◆ Written instruction
Filter for the word "Baryonic" and keep each matching line.

◆ Stored records
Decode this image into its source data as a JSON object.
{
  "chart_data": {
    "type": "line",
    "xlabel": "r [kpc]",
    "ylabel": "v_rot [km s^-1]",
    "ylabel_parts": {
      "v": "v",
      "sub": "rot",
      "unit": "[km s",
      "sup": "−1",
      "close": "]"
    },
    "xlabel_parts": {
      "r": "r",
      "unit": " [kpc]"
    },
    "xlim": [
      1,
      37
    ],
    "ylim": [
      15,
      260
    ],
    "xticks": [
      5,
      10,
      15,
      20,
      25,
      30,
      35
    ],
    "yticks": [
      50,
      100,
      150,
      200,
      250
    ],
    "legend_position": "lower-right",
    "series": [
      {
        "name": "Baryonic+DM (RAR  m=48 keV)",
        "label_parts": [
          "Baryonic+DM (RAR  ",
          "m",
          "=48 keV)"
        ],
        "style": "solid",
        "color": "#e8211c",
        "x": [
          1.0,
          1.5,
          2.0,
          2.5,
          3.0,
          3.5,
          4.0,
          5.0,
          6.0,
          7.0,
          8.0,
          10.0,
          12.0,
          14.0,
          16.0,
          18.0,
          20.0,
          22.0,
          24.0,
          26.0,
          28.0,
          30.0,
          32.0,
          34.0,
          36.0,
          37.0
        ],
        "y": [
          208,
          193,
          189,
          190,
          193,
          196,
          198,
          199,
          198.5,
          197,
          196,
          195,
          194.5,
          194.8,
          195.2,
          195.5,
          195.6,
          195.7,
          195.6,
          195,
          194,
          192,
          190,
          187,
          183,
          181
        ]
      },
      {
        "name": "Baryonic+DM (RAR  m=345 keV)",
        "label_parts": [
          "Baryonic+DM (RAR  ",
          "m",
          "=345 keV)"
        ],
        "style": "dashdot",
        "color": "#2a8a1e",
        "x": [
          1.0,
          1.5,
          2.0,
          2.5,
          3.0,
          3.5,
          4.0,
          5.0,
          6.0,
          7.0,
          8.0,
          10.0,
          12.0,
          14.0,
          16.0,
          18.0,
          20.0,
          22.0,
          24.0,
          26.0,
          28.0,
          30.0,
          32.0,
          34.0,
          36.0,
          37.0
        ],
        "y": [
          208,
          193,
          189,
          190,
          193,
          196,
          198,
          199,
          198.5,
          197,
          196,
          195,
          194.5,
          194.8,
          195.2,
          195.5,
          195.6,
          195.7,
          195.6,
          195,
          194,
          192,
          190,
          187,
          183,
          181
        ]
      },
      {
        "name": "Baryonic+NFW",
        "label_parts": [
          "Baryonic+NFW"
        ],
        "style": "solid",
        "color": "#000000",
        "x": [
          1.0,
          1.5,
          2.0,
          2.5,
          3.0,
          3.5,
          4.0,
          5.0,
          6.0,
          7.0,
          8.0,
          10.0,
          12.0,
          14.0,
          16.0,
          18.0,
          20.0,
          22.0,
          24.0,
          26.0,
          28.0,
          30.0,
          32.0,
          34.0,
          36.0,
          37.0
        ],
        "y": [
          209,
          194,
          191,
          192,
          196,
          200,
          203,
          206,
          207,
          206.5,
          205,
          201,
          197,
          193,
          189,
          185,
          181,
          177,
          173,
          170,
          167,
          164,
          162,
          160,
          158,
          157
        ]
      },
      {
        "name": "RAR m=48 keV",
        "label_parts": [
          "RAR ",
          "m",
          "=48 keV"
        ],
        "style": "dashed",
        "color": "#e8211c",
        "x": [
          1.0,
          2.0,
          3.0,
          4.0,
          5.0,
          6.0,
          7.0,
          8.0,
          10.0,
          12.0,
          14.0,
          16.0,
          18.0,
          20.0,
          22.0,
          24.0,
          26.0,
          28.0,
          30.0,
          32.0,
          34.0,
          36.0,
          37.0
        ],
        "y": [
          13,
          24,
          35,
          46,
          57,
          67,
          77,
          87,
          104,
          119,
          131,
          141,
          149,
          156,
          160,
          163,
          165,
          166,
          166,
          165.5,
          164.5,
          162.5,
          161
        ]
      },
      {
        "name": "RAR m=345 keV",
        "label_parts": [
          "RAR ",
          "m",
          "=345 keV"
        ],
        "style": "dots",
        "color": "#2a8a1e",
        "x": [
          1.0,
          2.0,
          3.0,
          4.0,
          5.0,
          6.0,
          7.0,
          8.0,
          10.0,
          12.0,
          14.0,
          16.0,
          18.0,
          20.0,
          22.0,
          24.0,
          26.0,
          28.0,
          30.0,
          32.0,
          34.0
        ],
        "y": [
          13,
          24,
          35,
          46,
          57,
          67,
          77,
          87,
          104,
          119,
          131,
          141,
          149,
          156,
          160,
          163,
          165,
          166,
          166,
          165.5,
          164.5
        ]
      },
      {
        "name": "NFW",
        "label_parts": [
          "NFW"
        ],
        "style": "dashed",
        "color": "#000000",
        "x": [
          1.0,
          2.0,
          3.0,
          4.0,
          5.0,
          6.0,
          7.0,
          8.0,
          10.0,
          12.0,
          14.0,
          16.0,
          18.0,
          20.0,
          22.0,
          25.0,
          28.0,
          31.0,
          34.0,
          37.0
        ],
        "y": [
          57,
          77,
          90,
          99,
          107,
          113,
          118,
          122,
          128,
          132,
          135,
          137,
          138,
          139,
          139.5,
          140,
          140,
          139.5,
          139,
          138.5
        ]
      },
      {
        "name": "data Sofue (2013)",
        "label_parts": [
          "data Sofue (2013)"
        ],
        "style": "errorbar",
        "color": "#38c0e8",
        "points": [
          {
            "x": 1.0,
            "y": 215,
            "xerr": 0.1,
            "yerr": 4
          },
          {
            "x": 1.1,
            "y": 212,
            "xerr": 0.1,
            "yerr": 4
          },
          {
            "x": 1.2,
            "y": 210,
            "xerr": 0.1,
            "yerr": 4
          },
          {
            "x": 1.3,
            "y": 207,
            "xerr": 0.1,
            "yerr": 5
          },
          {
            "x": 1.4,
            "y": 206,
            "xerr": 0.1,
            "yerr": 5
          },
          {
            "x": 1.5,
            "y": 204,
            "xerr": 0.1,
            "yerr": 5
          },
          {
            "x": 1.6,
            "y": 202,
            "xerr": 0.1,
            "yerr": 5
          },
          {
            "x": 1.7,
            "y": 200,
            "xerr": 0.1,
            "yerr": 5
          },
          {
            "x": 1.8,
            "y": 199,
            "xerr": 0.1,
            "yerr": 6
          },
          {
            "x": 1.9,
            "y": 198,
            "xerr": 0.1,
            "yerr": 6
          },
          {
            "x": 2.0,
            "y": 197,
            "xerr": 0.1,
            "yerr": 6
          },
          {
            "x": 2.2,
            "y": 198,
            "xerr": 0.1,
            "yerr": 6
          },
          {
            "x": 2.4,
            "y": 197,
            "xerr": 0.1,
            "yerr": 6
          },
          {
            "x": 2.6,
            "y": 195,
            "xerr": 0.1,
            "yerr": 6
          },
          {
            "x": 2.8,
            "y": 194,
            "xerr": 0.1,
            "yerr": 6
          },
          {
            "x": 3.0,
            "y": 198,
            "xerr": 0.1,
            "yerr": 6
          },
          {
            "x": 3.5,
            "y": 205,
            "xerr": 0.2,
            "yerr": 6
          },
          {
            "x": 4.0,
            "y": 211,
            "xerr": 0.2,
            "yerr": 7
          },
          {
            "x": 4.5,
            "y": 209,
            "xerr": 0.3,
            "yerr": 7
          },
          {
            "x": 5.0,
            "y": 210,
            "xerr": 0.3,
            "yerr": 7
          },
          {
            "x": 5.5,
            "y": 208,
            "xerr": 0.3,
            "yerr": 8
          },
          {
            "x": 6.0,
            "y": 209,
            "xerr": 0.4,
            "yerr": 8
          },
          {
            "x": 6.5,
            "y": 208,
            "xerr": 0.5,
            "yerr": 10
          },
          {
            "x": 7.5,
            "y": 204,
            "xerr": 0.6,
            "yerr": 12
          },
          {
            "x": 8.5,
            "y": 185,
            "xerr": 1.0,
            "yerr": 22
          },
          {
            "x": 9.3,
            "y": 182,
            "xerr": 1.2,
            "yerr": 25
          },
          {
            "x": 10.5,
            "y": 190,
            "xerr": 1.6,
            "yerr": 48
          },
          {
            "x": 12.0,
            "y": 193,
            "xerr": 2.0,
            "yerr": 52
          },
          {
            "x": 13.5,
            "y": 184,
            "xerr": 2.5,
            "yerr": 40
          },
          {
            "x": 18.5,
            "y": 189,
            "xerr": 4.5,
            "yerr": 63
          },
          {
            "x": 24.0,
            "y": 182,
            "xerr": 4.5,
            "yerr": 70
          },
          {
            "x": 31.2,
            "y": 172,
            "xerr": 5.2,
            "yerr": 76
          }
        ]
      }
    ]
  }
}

◆ Problem solution
        "name": "Baryonic+DM (RAR  m=48 keV)",
          "Baryonic+DM (RAR  ",
        "name": "Baryonic+DM (RAR  m=345 keV)",
          "Baryonic+DM (RAR  ",
        "name": "Baryonic+NFW",
          "Baryonic+NFW"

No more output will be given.